• _Task_:
Copy out the items word for word, from the line containing "line-text: 克制则腰膝酸软、肾气不足、耳鸣、四肢惧冷。: [113, 815, 628, 841]" through the line containing "page-number: 2: [404, 1100, 415, 1122]".

[start of Task material]

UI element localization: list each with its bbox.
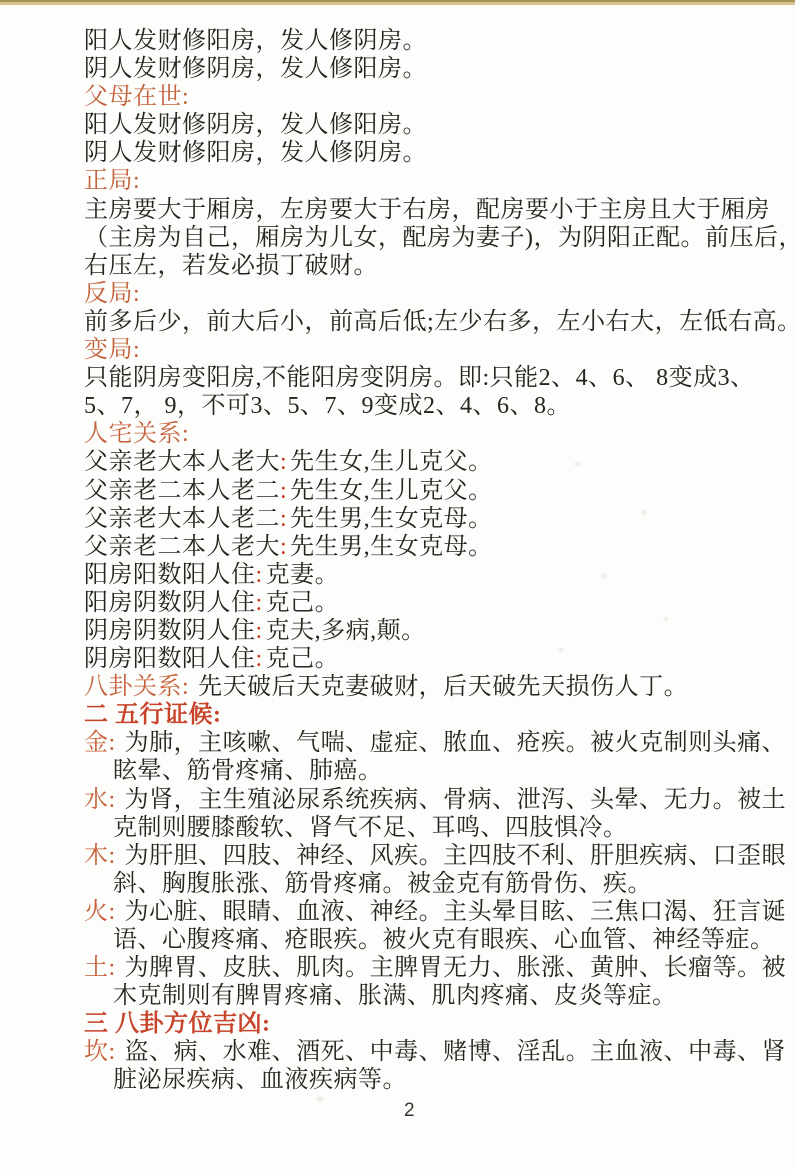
line-text: 克制则腰膝酸软、肾气不足、耳鸣、四肢惧冷。: [113, 815, 628, 841]
relation-condition: 阳房阳数阳人住: [84, 562, 256, 588]
line-text: 阴人发财修阳房，发人修阴房。: [84, 140, 427, 166]
relation-result: 克夫,多病,颠。: [266, 618, 426, 644]
relation-line: 阴房阴数阴人住:克夫,多病,颠。: [84, 617, 784, 645]
numbered-section-heading: 三 八卦方位吉凶:: [84, 1010, 784, 1038]
red-label: 水:: [84, 787, 116, 813]
text-line: 阳人发财修阴房，发人修阳房。: [84, 111, 784, 139]
relation-result: 先生男,生女克母。: [290, 534, 493, 560]
red-label: 木:: [84, 843, 116, 869]
relation-line: 阳房阳数阳人住:克妻。: [84, 561, 784, 589]
relation-condition: 阴房阳数阳人住: [84, 646, 256, 672]
red-label: 火:: [84, 899, 116, 925]
line-text: 盗、病、水难、酒死、中毒、赌博、淫乱。主血液、中毒、肾: [125, 1039, 787, 1065]
scanned-document-page: 阳人发财修阳房，发人修阴房。 阴人发财修阴房，发人修阳房。 父母在世: 阳人发财…: [0, 0, 795, 1169]
line-text: 为肝胆、四肢、神经、风疾。主四肢不利、肝胆疾病、口歪眼: [125, 843, 787, 869]
text-line: 阳人发财修阳房，发人修阴房。: [84, 27, 784, 55]
red-label: 金:: [84, 730, 116, 756]
red-colon: :: [280, 506, 287, 532]
line-text: （主房为自己，厢房为儿女，配房为妻子)，为阴阳正配。前压后，: [84, 225, 795, 251]
line-text: 阳人发财修阴房，发人修阳房。: [84, 112, 427, 138]
trigram-line-kan: 坎:盗、病、水难、酒死、中毒、赌博、淫乱。主血液、中毒、肾: [84, 1038, 784, 1066]
red-colon: :: [280, 534, 287, 560]
text-line: 只能阴房变阳房,不能阳房变阴房。即:只能2、4、6、 8变成3、: [84, 364, 784, 392]
page-number: 2: [404, 1100, 415, 1122]
line-text: 先天破后天克妻破财，后天破先天损伤人丁。: [198, 674, 688, 700]
text-line: 阴人发财修阴房，发人修阳房。: [84, 55, 784, 83]
relation-result: 先生女,生儿克父。: [290, 449, 493, 475]
line-text: 只能阴房变阳房,不能阳房变阴房。即:只能2、4、6、 8变成3、: [84, 365, 755, 391]
relation-result: 先生女,生儿克父。: [290, 478, 493, 504]
section-heading: 父母在世:: [84, 83, 784, 111]
page-content: 阳人发财修阳房，发人修阴房。 阴人发财修阴房，发人修阳房。 父母在世: 阳人发财…: [84, 27, 784, 1095]
relation-condition: 阴房阴数阴人住: [84, 618, 256, 644]
labeled-line: 八卦关系:先天破后天克妻破财，后天破先天损伤人丁。: [84, 673, 784, 701]
line-text: 为心脏、眼睛、血液、神经。主头晕目眩、三焦口渴、狂言诞: [125, 899, 787, 925]
relation-line: 阳房阴数阴人住:克己。: [84, 589, 784, 617]
line-text: 为肾，主生殖泌尿系统疾病、骨病、泄泻、头晕、无力。被土: [125, 787, 787, 813]
text-line: 主房要大于厢房，左房要大于右房，配房要小于主房且大于厢房: [84, 196, 784, 224]
text-line: 阴人发财修阳房，发人修阴房。: [84, 139, 784, 167]
red-colon: :: [256, 590, 263, 616]
red-label: 土:: [84, 955, 116, 981]
element-line-water: 水:为肾，主生殖泌尿系统疾病、骨病、泄泻、头晕、无力。被土: [84, 786, 784, 814]
element-line-fire: 火:为心脏、眼睛、血液、神经。主头晕目眩、三焦口渴、狂言诞: [84, 898, 784, 926]
red-colon: :: [256, 562, 263, 588]
relation-result: 克妻。: [266, 562, 340, 588]
scan-artifact: [575, 462, 580, 466]
red-colon: :: [280, 478, 287, 504]
text-line: 前多后少，前大后小，前高后低;左少右多，左小右大，左低右高。: [84, 308, 784, 336]
continuation-line: 克制则腰膝酸软、肾气不足、耳鸣、四肢惧冷。: [84, 814, 784, 842]
relation-line: 父亲老大本人老二:先生男,生女克母。: [84, 505, 784, 533]
red-colon: :: [256, 646, 263, 672]
scan-artifact: [664, 617, 668, 621]
heading-text: 变局:: [84, 337, 140, 363]
element-line-wood: 木:为肝胆、四肢、神经、风疾。主四肢不利、肝胆疾病、口歪眼: [84, 842, 784, 870]
line-text: 前多后少，前大后小，前高后低;左少右多，左小右大，左低右高。: [84, 309, 795, 335]
relation-result: 克己。: [266, 646, 340, 672]
section-heading: 正局:: [84, 167, 784, 195]
relation-result: 先生男,生女克母。: [290, 506, 493, 532]
continuation-line: 木克制则有脾胃疼痛、胀满、肌肉疼痛、皮炎等症。: [84, 982, 784, 1010]
text-line: 右压左，若发必损丁破财。: [84, 252, 784, 280]
relation-line: 阴房阳数阳人住:克己。: [84, 645, 784, 673]
continuation-line: 斜、胸腹胀涨、筋骨疼痛。被金克有筋骨伤、疾。: [84, 870, 784, 898]
continuation-line: 眩晕、筋骨疼痛、肺癌。: [84, 757, 784, 785]
line-text: 右压左，若发必损丁破财。: [84, 253, 378, 279]
scan-artifact: [559, 648, 563, 652]
scan-artifact: [316, 1097, 324, 1101]
section-heading: 变局:: [84, 336, 784, 364]
relation-line: 父亲老二本人老二:先生女,生儿克父。: [84, 477, 784, 505]
red-colon: :: [280, 449, 287, 475]
section-heading: 人宅关系:: [84, 420, 784, 448]
relation-condition: 父亲老二本人老大: [84, 534, 280, 560]
relation-condition: 父亲老大本人老大: [84, 449, 280, 475]
element-line-earth: 土:为脾胃、皮肤、肌肉。主脾胃无力、胀涨、黄肿、长瘤等。被: [84, 954, 784, 982]
line-text: 木克制则有脾胃疼痛、胀满、肌肉疼痛、皮炎等症。: [113, 983, 677, 1009]
scan-artifact: [642, 510, 646, 515]
relation-line: 父亲老大本人老大:先生女,生儿克父。: [84, 448, 784, 476]
line-text: 斜、胸腹胀涨、筋骨疼痛。被金克有筋骨伤、疾。: [113, 871, 652, 897]
relation-condition: 阳房阴数阴人住: [84, 590, 256, 616]
line-text: 阴人发财修阴房，发人修阳房。: [84, 56, 427, 82]
element-line-metal: 金:为肺，主咳嗽、气喘、虚症、脓血、疮疾。被火克制则头痛、: [84, 729, 784, 757]
line-text: 语、心腹疼痛、疮眼疾。被火克有眼疾、心血管、神经等症。: [113, 927, 775, 953]
red-colon: :: [256, 618, 263, 644]
relation-result: 克己。: [266, 590, 340, 616]
line-text: 为肺，主咳嗽、气喘、虚症、脓血、疮疾。被火克制则头痛、: [125, 730, 787, 756]
relation-condition: 父亲老大本人老二: [84, 506, 280, 532]
line-text: 脏泌尿疾病、血液疾病等。: [113, 1067, 407, 1093]
line-text: 为脾胃、皮肤、肌肉。主脾胃无力、胀涨、黄肿、长瘤等。被: [125, 955, 787, 981]
red-label: 八卦关系:: [84, 674, 189, 700]
line-text: 主房要大于厢房，左房要大于右房，配房要小于主房且大于厢房: [84, 197, 770, 223]
section-heading: 反局:: [84, 280, 784, 308]
page-top-border: [0, 0, 795, 5]
heading-text: 三 八卦方位吉凶:: [84, 1011, 271, 1037]
line-text: 5、7， 9，不可3、5、7、9变成2、4、6、8。: [84, 393, 571, 419]
heading-text: 反局:: [84, 281, 140, 307]
continuation-line: 脏泌尿疾病、血液疾病等。: [84, 1066, 784, 1094]
red-label: 坎:: [84, 1039, 116, 1065]
relation-condition: 父亲老二本人老二: [84, 478, 280, 504]
text-line: 5、7， 9，不可3、5、7、9变成2、4、6、8。: [84, 392, 784, 420]
heading-text: 正局:: [84, 168, 140, 194]
line-text: 阳人发财修阳房，发人修阴房。: [84, 28, 427, 54]
heading-text: 人宅关系:: [84, 421, 189, 447]
text-line: （主房为自己，厢房为儿女，配房为妻子)，为阴阳正配。前压后，: [84, 224, 784, 252]
relation-line: 父亲老二本人老大:先生男,生女克母。: [84, 533, 784, 561]
line-text: 眩晕、筋骨疼痛、肺癌。: [113, 758, 383, 784]
numbered-section-heading: 二 五行证候:: [84, 701, 784, 729]
scan-artifact: [601, 574, 606, 578]
heading-text: 二 五行证候:: [84, 702, 222, 728]
heading-text: 父母在世:: [84, 84, 189, 110]
continuation-line: 语、心腹疼痛、疮眼疾。被火克有眼疾、心血管、神经等症。: [84, 926, 784, 954]
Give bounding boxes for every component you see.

[end of Task material]

• _Task answer_:
line-text: 克制则腰膝酸软、肾气不足、耳鸣、四肢惧冷。: [113, 815, 628, 841]
relation-condition: 阳房阳数阳人住: [84, 562, 256, 588]
line-text: 阴人发财修阳房，发人修阴房。: [84, 140, 427, 166]
relation-result: 克夫,多病,颠。: [266, 618, 426, 644]
relation-line: 阴房阴数阴人住:克夫,多病,颠。: [84, 617, 784, 645]
numbered-section-heading: 三 八卦方位吉凶:: [84, 1010, 784, 1038]
red-label: 水:: [84, 787, 116, 813]
text-line: 阳人发财修阴房，发人修阳房。: [84, 111, 784, 139]
relation-result: 先生男,生女克母。: [290, 534, 493, 560]
red-label: 木:: [84, 843, 116, 869]
relation-line: 阳房阳数阳人住:克妻。: [84, 561, 784, 589]
relation-condition: 阴房阳数阳人住: [84, 646, 256, 672]
red-label: 火:: [84, 899, 116, 925]
line-text: 盗、病、水难、酒死、中毒、赌博、淫乱。主血液、中毒、肾: [125, 1039, 787, 1065]
scanned-document-page: 阳人发财修阳房，发人修阴房。 阴人发财修阴房，发人修阳房。 父母在世: 阳人发财…: [0, 0, 795, 1169]
line-text: 为肝胆、四肢、神经、风疾。主四肢不利、肝胆疾病、口歪眼: [125, 843, 787, 869]
text-line: 阳人发财修阳房，发人修阴房。: [84, 27, 784, 55]
red-label: 金:: [84, 730, 116, 756]
red-colon: :: [280, 506, 287, 532]
line-text: （主房为自己，厢房为儿女，配房为妻子)，为阴阳正配。前压后，: [84, 225, 795, 251]
line-text: 阳人发财修阴房，发人修阳房。: [84, 112, 427, 138]
trigram-line-kan: 坎:盗、病、水难、酒死、中毒、赌博、淫乱。主血液、中毒、肾: [84, 1038, 784, 1066]
red-colon: :: [280, 534, 287, 560]
text-line: 只能阴房变阳房,不能阳房变阴房。即:只能2、4、6、 8变成3、: [84, 364, 784, 392]
page-number: 2: [404, 1100, 415, 1122]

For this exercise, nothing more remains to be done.